Skip to content

Ottawa funds program to connect migrants to jobs in the northeast

Northern Policy Institute plays matchmaker for newcomers
Temiskaming waterfront aerial
Temiskaming Shores

The Northern Policy Institute (NPI) is getting into immigration services.

The provincially-created regional policy think-tank received $95,000 from FedNor for a project that will help newcomers to the North find jobs.

Two "community matchmakers" have been hired, based in Sudbury, to serve northeastern Ontario as part of a plan to match the skill sets of a migrant or immigrant worker with the needs of an employer.

Handling those duties as matchmakers are Sherry Mayer at NPI and Stephanie Cotnoir at Société Économique de l’Ontario.

Want to read more stories about business in the North? Subscribe to our newsletter.

One is focused on the francophone and allophone community (including international students), and the other on the anglophone community.

The project is already underway. They're working with employers, communities and those who work in settlement services to address this region's chronic labour shortages, outmigration, and the aging population in this region.

The project is also helping to raise awareness of and facilitating access to job matching, payroll subsidy programs, and other employment supports.

Sudbury MP Paul Lefebvre and Nickel Belt MP Marc Serré delivered the news, Feb. 12.

"This will result in new strategic alliances with communities, regional organizations and businesses," said Lefebvre. "It will also increase regional diversity, sustainable economic activity and competitiveness."

"Today’s announcement represents a big step forward in addressing the critical shortage of skilled workers that businesses across the region have identified," said Serré.

"Matchmaking will help connect those with specialized skills with employers who are seeking to fill key vacancies within their organizations. It’s a win-win for everyone," said NPI president-CEO Charles Cirtwill in a statement.

> [Data excerpts]
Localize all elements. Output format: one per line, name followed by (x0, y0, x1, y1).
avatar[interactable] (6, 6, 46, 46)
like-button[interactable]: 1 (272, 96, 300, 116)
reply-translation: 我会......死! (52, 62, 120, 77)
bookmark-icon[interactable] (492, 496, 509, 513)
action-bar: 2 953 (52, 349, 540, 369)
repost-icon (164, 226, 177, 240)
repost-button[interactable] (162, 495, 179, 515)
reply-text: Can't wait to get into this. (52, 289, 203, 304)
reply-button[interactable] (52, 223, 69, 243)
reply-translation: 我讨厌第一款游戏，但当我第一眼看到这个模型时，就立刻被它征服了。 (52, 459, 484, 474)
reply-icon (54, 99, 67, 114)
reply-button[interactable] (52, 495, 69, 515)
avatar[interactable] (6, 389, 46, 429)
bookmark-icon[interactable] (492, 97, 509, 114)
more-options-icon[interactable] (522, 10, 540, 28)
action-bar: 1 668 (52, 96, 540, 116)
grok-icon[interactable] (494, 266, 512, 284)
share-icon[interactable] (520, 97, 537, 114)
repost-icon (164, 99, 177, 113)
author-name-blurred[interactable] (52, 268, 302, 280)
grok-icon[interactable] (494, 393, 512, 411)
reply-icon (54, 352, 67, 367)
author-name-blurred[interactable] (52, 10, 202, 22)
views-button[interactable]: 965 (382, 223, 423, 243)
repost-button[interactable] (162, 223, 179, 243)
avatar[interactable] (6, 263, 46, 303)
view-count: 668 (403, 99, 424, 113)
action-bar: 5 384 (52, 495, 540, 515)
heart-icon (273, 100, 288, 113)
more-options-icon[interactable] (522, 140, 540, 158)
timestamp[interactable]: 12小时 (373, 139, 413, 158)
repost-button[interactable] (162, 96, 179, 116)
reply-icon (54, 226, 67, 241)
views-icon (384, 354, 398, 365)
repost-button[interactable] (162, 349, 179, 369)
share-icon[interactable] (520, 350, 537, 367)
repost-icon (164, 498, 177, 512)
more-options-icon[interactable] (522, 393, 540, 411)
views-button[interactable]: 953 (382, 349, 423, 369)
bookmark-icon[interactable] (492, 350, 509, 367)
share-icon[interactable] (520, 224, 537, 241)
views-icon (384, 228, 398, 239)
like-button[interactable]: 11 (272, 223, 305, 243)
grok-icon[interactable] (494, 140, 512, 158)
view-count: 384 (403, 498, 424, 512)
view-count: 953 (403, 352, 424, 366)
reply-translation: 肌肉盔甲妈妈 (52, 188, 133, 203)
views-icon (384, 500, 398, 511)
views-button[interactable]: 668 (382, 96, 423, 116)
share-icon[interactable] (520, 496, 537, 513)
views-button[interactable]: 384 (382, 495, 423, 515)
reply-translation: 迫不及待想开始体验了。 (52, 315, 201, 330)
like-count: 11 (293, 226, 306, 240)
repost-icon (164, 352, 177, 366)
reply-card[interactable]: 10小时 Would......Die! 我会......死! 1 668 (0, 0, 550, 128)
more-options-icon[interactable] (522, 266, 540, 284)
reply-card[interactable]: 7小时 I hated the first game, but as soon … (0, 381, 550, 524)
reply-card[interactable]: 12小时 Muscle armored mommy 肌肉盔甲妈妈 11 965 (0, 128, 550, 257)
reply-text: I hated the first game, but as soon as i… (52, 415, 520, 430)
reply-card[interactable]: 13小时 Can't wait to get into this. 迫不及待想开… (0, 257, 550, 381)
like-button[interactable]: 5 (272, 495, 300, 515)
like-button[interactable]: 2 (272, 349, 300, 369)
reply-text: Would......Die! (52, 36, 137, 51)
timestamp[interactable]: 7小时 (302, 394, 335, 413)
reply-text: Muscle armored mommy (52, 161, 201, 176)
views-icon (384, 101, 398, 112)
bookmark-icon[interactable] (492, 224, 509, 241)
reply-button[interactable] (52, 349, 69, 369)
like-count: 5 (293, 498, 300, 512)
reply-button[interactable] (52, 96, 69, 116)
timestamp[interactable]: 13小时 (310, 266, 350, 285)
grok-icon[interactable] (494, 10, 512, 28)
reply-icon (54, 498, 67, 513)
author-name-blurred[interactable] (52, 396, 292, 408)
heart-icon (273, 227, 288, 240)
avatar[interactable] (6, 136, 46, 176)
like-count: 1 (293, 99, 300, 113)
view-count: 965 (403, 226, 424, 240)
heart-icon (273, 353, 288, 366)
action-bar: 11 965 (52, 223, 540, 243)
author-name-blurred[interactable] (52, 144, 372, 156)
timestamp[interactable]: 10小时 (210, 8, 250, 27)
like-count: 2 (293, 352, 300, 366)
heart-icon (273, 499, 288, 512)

> [List of tasks]
(A) Write out the part of the matchmaking article between "Northern Policy Institute plays" and "of an employer.", inclusive.
(B) Decide whether each statement agrees with the matchmaking article. Answer yes or no for each, and quote the words from the article that decide it.
(i) The Northern Policy Institute received $95,000 from FedNor for the project.
(ii) The two community matchmakers are based in Timmins.
(iii) Both matchmakers focus on the anglophone community.

> [Answers]
(A)
Northern Policy Institute plays matchmaker for newcomers
Temiskaming waterfront aerial
Temiskaming Shores

The Northern Policy Institute (NPI) is getting into immigration services.

The provincially-created regional policy think-tank received $95,000 from FedNor for a project that will help newcomers to the North find jobs.

Two "community matchmakers" have been hired, based in Sudbury, to serve northeastern Ontario as part of a plan to match the skill sets of a migrant or immigrant worker with the needs of an employer.

(B)
(i) Yes: "received $95,000 from FedNor for a project that will help newcomers to the North find jobs."
(ii) No: "Two "community matchmakers" have been hired, based in Sudbury"
(iii) No: "One is focused on the francophone and allophone community (including international students), and the other on the anglophone community."